Aim of the exercise: Say how many lines contain "limit", using only the number.

* * * * * * *

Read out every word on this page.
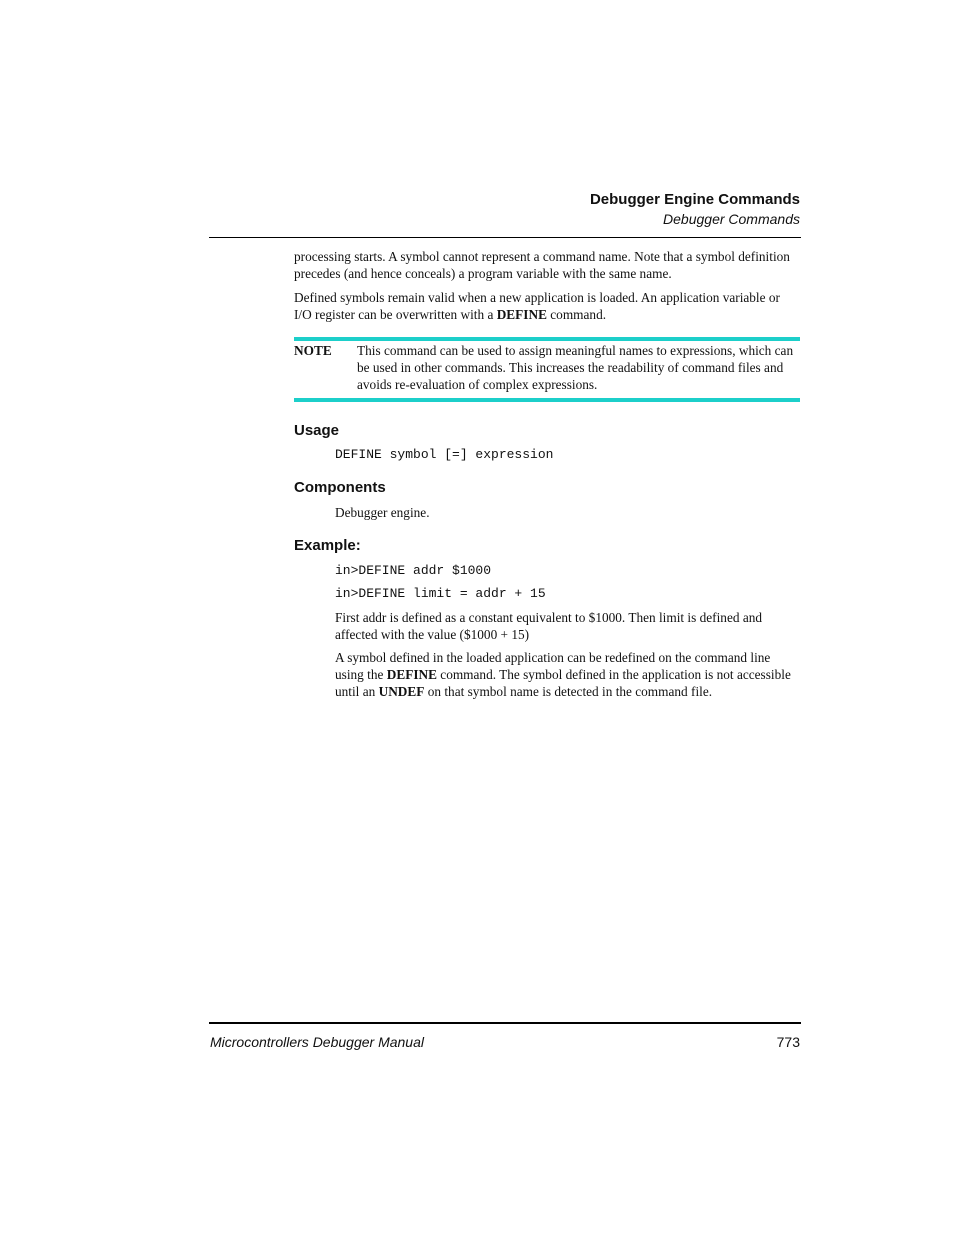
Debugger Engine Commands
Debugger Commands

processing starts. A symbol cannot represent a command name. Note that a symbol definition precedes (and hence conceals) a program variable with the same name.

Defined symbols remain valid when a new application is loaded. An application variable or I/O register can be overwritten with a DEFINE command.

NOTE This command can be used to assign meaningful names to expressions, which can be used in other commands. This increases the readability of command files and avoids re-evaluation of complex expressions.

Usage
DEFINE symbol [=] expression
Components

Debugger engine.

Example:
in>DEFINE addr $1000
in>DEFINE limit = addr + 15

First addr is defined as a constant equivalent to $1000. Then limit is defined and affected with the value ($1000 + 15)

A symbol defined in the loaded application can be redefined on the command line using the DEFINE command. The symbol defined in the application is not accessible until an UNDEF on that symbol name is detected in the command file.

Microcontrollers Debugger Manual	773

* * * * * * *

Exercise response: 2